* **DIRECTION**
Identify all lines in the data containing the string "avatar". Copy them out.

_ _ _

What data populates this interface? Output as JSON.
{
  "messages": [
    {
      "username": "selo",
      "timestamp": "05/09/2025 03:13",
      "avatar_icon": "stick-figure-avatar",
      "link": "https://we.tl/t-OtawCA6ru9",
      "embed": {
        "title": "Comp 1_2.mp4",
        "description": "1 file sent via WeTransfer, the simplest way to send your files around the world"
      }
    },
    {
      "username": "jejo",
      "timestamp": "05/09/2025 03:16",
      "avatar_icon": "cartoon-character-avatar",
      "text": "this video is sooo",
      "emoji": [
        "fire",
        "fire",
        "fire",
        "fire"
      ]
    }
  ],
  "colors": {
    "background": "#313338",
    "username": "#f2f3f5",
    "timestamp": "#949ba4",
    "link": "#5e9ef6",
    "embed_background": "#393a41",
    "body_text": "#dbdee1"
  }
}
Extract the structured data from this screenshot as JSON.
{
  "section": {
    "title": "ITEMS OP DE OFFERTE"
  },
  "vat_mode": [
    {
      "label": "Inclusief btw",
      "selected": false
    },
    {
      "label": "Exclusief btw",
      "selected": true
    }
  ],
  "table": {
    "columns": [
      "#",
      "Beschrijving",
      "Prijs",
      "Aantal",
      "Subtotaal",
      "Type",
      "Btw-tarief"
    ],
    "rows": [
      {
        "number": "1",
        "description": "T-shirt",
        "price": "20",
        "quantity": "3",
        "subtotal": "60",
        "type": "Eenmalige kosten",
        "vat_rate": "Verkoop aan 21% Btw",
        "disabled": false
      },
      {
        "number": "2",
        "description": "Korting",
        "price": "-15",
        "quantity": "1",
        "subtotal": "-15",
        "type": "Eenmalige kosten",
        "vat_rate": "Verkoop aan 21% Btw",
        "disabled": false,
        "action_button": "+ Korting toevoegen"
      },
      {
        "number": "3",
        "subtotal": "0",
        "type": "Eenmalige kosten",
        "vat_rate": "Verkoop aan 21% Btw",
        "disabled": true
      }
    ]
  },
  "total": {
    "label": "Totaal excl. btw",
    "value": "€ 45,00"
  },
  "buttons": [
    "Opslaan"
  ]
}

_ _ _

* **FINISHED EXERCISE**
      "avatar_icon": "stick-figure-avatar",
      "avatar_icon": "cartoon-character-avatar",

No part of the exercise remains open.